▶ **Extrait à lire**
--------
Il les attendait par devant, ils sont venus par derrière. Nous voulons parler de Kaïs Saïed et les Américains et non des salafistes de Ali Laraayedh. Même pas un mois après le référendum, et après les tumultueuses déclarations des responsables américains à propos du processus politique engagé par le Président de la République, qu’une délégation imposante constituée de six parlementaires, deux députés et deux sénateurs démocrates et un sénateur républicain en plus d’un député républicain arrive.
Quatre démocrates contre deux républicains donnent déjà le ton, et prouvent que l’administration Biden, lui-même démocrate, compte peser de tout son poids diplomatique pour « corriger » la trajectoire du processus démocratique. Lequel aurait subi selon les Américains, une dangereuse déviation qui pourrait sortir le fleuron du « Printemps arabe » du club des nations dites démocratiques.
Cet empressement en pleine période estivale, à agir et imposer cette « correction du trajectoire », est dicté par le redéploiement de la diplomatie américaine face aux nouveaux défis imposés par les aléas de la guerre en Ukraine. Mais aussi par le calendrier politique tunisien qui prévoit des élections législatives en décembre prochain et l’émission d’un décret présidentiel qui précise la règle de jeu politique présidant à ces élections.
Le compromis introuvable
Le communiqué publié par l’ambassade américaine, à propos de cette visite, est un exemple en matière de subtilité diplomatique, de haute facture. Il annonce que la délégation des parlementaires américains a rencontré « le Président Kaïs Saïed à Carthage et des représentants de la société civile », sans les nommer et sans dire où.
--------
▶ **Énoncé 1**
Dans les entrées, pouvez-vous renommer « File folder » en « Folder » de la ligne contenant « preview-pane-icon[interactable] bbox=[855, 233, 871, 246] » jusqu'à celle contenant « tiles-view-icon[interactable]: ▤ bbox=[890, 645, 908, 663] », incluses, puis redonner seulement ces lignes ?

[Éléments répertoriés dans un jeu de données]
--------
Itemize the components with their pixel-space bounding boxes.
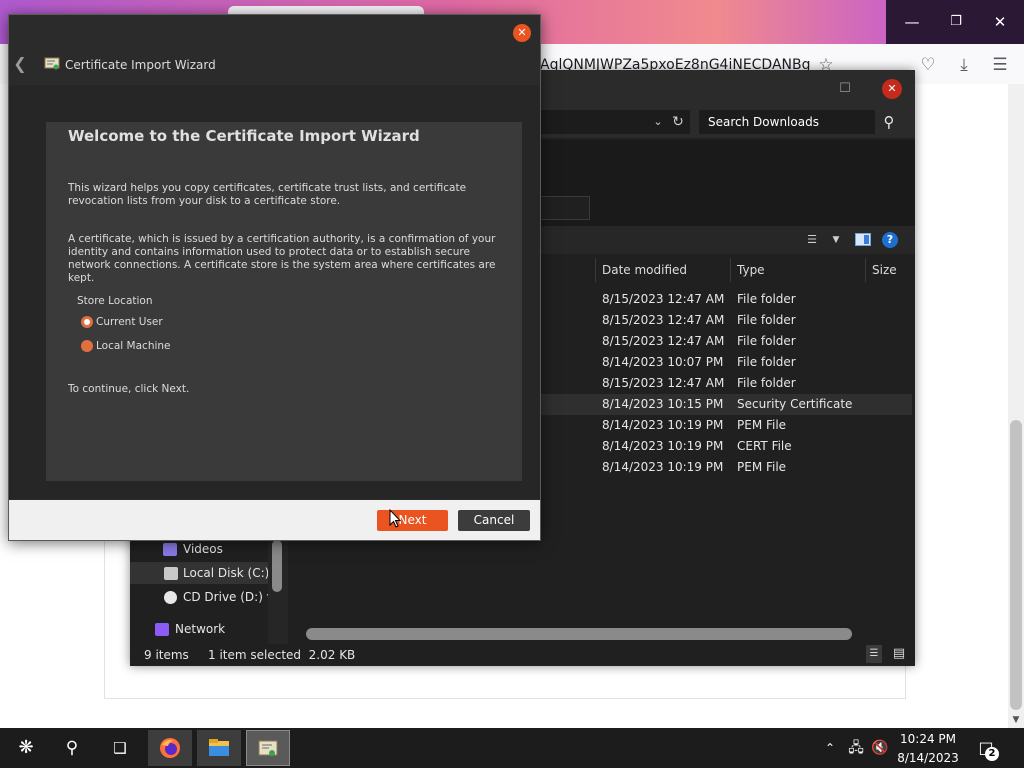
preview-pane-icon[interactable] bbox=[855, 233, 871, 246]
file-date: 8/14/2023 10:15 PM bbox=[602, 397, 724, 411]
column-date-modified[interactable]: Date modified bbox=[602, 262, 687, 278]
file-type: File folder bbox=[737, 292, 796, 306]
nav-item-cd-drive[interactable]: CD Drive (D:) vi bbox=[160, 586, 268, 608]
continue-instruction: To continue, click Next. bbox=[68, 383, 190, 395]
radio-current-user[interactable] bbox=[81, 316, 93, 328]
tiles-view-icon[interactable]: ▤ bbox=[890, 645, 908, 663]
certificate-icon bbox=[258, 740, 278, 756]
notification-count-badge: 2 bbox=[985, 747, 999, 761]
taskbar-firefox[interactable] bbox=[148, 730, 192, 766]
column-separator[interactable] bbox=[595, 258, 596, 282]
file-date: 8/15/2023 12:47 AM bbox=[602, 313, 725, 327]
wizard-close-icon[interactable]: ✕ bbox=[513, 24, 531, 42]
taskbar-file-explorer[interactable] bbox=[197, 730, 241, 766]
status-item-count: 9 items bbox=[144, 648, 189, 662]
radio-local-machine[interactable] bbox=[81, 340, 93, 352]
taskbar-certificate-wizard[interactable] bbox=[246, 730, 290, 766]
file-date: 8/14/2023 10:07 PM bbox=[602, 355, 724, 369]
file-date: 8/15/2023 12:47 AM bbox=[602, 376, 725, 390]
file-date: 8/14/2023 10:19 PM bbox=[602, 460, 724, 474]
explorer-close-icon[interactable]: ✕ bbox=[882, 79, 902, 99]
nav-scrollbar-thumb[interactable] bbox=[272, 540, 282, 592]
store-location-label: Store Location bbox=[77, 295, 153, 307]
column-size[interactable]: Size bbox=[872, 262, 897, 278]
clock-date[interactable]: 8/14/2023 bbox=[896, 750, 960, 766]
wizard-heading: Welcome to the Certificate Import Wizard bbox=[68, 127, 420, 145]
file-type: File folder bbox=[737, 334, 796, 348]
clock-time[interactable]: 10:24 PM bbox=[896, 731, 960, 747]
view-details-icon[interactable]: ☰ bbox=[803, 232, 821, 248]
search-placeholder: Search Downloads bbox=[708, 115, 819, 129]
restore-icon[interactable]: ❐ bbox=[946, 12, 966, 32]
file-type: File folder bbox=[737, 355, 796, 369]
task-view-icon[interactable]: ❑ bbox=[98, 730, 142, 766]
--------
▶ **Énoncé 2**
Pouvez-vous poursuivre l'article sur la visite des parlementaires américains en Tunisie au-delà de sa dernière phrase ?

▶ **Réponse 1**
preview-pane-icon[interactable] bbox=[855, 233, 871, 246]
file-date: 8/14/2023 10:15 PM bbox=[602, 397, 724, 411]
column-date-modified[interactable]: Date modified bbox=[602, 262, 687, 278]
file-type: Folder bbox=[737, 292, 796, 306]
nav-item-cd-drive[interactable]: CD Drive (D:) vi bbox=[160, 586, 268, 608]
continue-instruction: To continue, click Next. bbox=[68, 383, 190, 395]
radio-current-user[interactable] bbox=[81, 316, 93, 328]
tiles-view-icon[interactable]: ▤ bbox=[890, 645, 908, 663]

▶ **Réponse 2**
Cet amalgame voulu permet de citer en vrac tout ce qui a été dit dans les multiples réunions, y compris avec KS. Sans préciser qui a dit quoi parmi les parlementaires. Et sans citer à aucun moment les propos de leurs interlocuteurs, y compris ceux tenus par le locataire de Carthage.
Le texte ainsi publié engage l’ambassade, mais aucun des membres de la délégation. Du grand art dans le genre de brouillage des cartes. On évite ainsi de déplaire à tout le monde et c’est diplomatiquement très fin.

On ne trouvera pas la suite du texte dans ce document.